— START Data —

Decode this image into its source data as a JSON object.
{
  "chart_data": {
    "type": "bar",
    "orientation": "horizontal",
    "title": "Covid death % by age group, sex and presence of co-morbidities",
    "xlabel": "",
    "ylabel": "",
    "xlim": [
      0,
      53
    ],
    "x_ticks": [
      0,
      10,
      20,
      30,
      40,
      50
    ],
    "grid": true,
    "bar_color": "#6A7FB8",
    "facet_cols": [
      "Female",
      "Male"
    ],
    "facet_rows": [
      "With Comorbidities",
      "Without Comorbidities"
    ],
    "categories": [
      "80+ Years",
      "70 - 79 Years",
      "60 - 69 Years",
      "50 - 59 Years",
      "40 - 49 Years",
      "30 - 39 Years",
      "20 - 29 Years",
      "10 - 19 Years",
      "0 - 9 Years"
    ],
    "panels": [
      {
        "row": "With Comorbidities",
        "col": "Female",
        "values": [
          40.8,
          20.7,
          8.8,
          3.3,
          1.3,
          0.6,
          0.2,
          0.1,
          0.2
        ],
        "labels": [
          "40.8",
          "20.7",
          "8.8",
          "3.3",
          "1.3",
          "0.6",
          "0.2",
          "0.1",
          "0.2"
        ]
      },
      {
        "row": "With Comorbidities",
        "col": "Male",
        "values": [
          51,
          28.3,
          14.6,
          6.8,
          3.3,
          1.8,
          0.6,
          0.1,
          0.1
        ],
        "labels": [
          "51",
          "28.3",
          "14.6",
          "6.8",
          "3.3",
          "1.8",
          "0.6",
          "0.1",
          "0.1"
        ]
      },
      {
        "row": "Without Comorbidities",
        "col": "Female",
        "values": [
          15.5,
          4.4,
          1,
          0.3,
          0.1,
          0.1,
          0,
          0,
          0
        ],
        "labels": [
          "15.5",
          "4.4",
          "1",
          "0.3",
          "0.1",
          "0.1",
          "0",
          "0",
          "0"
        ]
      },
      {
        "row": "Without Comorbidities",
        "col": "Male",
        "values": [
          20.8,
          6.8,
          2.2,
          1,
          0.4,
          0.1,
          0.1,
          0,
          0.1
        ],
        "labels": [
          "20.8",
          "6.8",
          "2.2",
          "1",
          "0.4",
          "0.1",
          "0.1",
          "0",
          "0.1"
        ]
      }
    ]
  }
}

— END Data —

Exercise instructions — Where does the word "Years" appear in the listing? List each line that holds it.

Correct output —
      "80+ Years",
      "70 - 79 Years",
      "60 - 69 Years",
      "50 - 59 Years",
      "40 - 49 Years",
      "30 - 39 Years",
      "20 - 29 Years",
      "10 - 19 Years",
      "0 - 9 Years"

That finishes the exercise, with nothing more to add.